— start Extracted material —

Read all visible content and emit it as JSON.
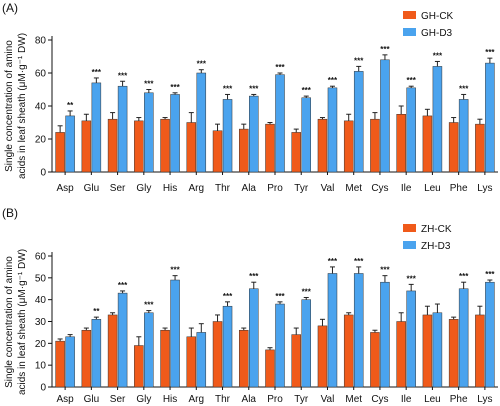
{
  "chart_data": [
    {
      "type": "bar",
      "panel_label": "(A)",
      "ylabel_line1": "Single concentration of amino",
      "ylabel_line2": "acids in leaf sheath (μM·g⁻¹ DW)",
      "ylim": [
        0,
        80
      ],
      "yticks": [
        0,
        20,
        40,
        60,
        80
      ],
      "categories": [
        "Asp",
        "Glu",
        "Ser",
        "Gly",
        "His",
        "Arg",
        "Thr",
        "Ala",
        "Pro",
        "Tyr",
        "Val",
        "Met",
        "Cys",
        "Ile",
        "Leu",
        "Phe",
        "Lys"
      ],
      "legend_position": "top-right",
      "series": [
        {
          "name": "GH-CK",
          "color": "#f05a1a",
          "values": [
            24,
            31,
            32,
            31,
            32,
            30,
            25,
            26,
            29,
            24,
            32,
            31,
            32,
            35,
            34,
            30,
            29
          ],
          "errors": [
            4,
            4,
            4,
            2,
            1,
            6,
            4,
            3,
            1,
            2,
            1,
            4,
            4,
            5,
            4,
            3,
            3
          ],
          "sig": [
            "",
            "",
            "",
            "",
            "",
            "",
            "",
            "",
            "",
            "",
            "",
            "",
            "",
            "",
            "",
            "",
            ""
          ]
        },
        {
          "name": "GH-D3",
          "color": "#4aa3ee",
          "values": [
            34,
            54,
            52,
            48,
            47,
            60,
            44,
            46,
            59,
            45,
            51,
            61,
            68,
            51,
            64,
            44,
            66
          ],
          "errors": [
            3,
            3,
            3,
            2,
            1,
            2,
            3,
            1,
            1,
            1,
            1,
            3,
            3,
            1,
            3,
            3,
            3
          ],
          "sig": [
            "**",
            "***",
            "***",
            "***",
            "***",
            "***",
            "***",
            "***",
            "***",
            "***",
            "***",
            "***",
            "***",
            "***",
            "***",
            "***",
            "***"
          ]
        }
      ]
    },
    {
      "type": "bar",
      "panel_label": "(B)",
      "ylabel_line1": "Single concentration of amino",
      "ylabel_line2": "acids in leaf sheath (μM·g⁻¹ DW)",
      "ylim": [
        0,
        60
      ],
      "yticks": [
        0,
        10,
        20,
        30,
        40,
        50,
        60
      ],
      "categories": [
        "Asp",
        "Glu",
        "Ser",
        "Gly",
        "His",
        "Arg",
        "Thr",
        "Ala",
        "Pro",
        "Tyr",
        "Val",
        "Met",
        "Cys",
        "Ile",
        "Leu",
        "Phe",
        "Lys"
      ],
      "legend_position": "top-right",
      "series": [
        {
          "name": "ZH-CK",
          "color": "#f05a1a",
          "values": [
            21,
            26,
            33,
            19,
            26,
            23,
            30,
            26,
            17,
            24,
            28,
            33,
            25,
            30,
            33,
            31,
            33
          ],
          "errors": [
            1,
            1,
            1,
            4,
            1,
            4,
            3,
            1,
            1,
            3,
            3,
            1,
            1,
            4,
            4,
            1,
            4
          ],
          "sig": [
            "",
            "",
            "",
            "",
            "",
            "",
            "",
            "",
            "",
            "",
            "",
            "",
            "",
            "",
            "",
            "",
            ""
          ]
        },
        {
          "name": "ZH-D3",
          "color": "#4aa3ee",
          "values": [
            23,
            31,
            43,
            34,
            49,
            25,
            37,
            45,
            38,
            40,
            52,
            52,
            48,
            44,
            34,
            45,
            48
          ],
          "errors": [
            1,
            1,
            1,
            1,
            2,
            4,
            2,
            3,
            1,
            1,
            3,
            3,
            3,
            3,
            4,
            3,
            1
          ],
          "sig": [
            "",
            "**",
            "***",
            "***",
            "***",
            "",
            "***",
            "***",
            "***",
            "***",
            "***",
            "***",
            "***",
            "***",
            "",
            "***",
            "***"
          ]
        }
      ]
    }
  ]
}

— end Extracted material —

Return each line from the material above exactly, but not the pictures.

• Exercise response:
Read all visible content and emit it as JSON.
{
  "chart_data": [
    {
      "type": "bar",
      "panel_label": "(A)",
      "ylabel_line1": "Single concentration of amino",
      "ylabel_line2": "acids in leaf sheath (μM·g⁻¹ DW)",
      "ylim": [
        0,
        80
      ],
      "yticks": [
        0,
        20,
        40,
        60,
        80
      ],
      "categories": [
        "Asp",
        "Glu",
        "Ser",
        "Gly",
        "His",
        "Arg",
        "Thr",
        "Ala",
        "Pro",
        "Tyr",
        "Val",
        "Met",
        "Cys",
        "Ile",
        "Leu",
        "Phe",
        "Lys"
      ],
      "legend_position": "top-right",
      "series": [
        {
          "name": "GH-CK",
          "color": "#f05a1a",
          "values": [
            24,
            31,
            32,
            31,
            32,
            30,
            25,
            26,
            29,
            24,
            32,
            31,
            32,
            35,
            34,
            30,
            29
          ],
          "errors": [
            4,
            4,
            4,
            2,
            1,
            6,
            4,
            3,
            1,
            2,
            1,
            4,
            4,
            5,
            4,
            3,
            3
          ],
          "sig": [
            "",
            "",
            "",
            "",
            "",
            "",
            "",
            "",
            "",
            "",
            "",
            "",
            "",
            "",
            "",
            "",
            ""
          ]
        },
        {
          "name": "GH-D3",
          "color": "#4aa3ee",
          "values": [
            34,
            54,
            52,
            48,
            47,
            60,
            44,
            46,
            59,
            45,
            51,
            61,
            68,
            51,
            64,
            44,
            66
          ],
          "errors": [
            3,
            3,
            3,
            2,
            1,
            2,
            3,
            1,
            1,
            1,
            1,
            3,
            3,
            1,
            3,
            3,
            3
          ],
          "sig": [
            "**",
            "***",
            "***",
            "***",
            "***",
            "***",
            "***",
            "***",
            "***",
            "***",
            "***",
            "***",
            "***",
            "***",
            "***",
            "***",
            "***"
          ]
        }
      ]
    },
    {
      "type": "bar",
      "panel_label": "(B)",
      "ylabel_line1": "Single concentration of amino",
      "ylabel_line2": "acids in leaf sheath (μM·g⁻¹ DW)",
      "ylim": [
        0,
        60
      ],
      "yticks": [
        0,
        10,
        20,
        30,
        40,
        50,
        60
      ],
      "categories": [
        "Asp",
        "Glu",
        "Ser",
        "Gly",
        "His",
        "Arg",
        "Thr",
        "Ala",
        "Pro",
        "Tyr",
        "Val",
        "Met",
        "Cys",
        "Ile",
        "Leu",
        "Phe",
        "Lys"
      ],
      "legend_position": "top-right",
      "series": [
        {
          "name": "ZH-CK",
          "color": "#f05a1a",
          "values": [
            21,
            26,
            33,
            19,
            26,
            23,
            30,
            26,
            17,
            24,
            28,
            33,
            25,
            30,
            33,
            31,
            33
          ],
          "errors": [
            1,
            1,
            1,
            4,
            1,
            4,
            3,
            1,
            1,
            3,
            3,
            1,
            1,
            4,
            4,
            1,
            4
          ],
          "sig": [
            "",
            "",
            "",
            "",
            "",
            "",
            "",
            "",
            "",
            "",
            "",
            "",
            "",
            "",
            "",
            "",
            ""
          ]
        },
        {
          "name": "ZH-D3",
          "color": "#4aa3ee",
          "values": [
            23,
            31,
            43,
            34,
            49,
            25,
            37,
            45,
            38,
            40,
            52,
            52,
            48,
            44,
            34,
            45,
            48
          ],
          "errors": [
            1,
            1,
            1,
            1,
            2,
            4,
            2,
            3,
            1,
            1,
            3,
            3,
            3,
            3,
            4,
            3,
            1
          ],
          "sig": [
            "",
            "**",
            "***",
            "***",
            "***",
            "",
            "***",
            "***",
            "***",
            "***",
            "***",
            "***",
            "***",
            "***",
            "",
            "***",
            "***"
          ]
        }
      ]
    }
  ]
}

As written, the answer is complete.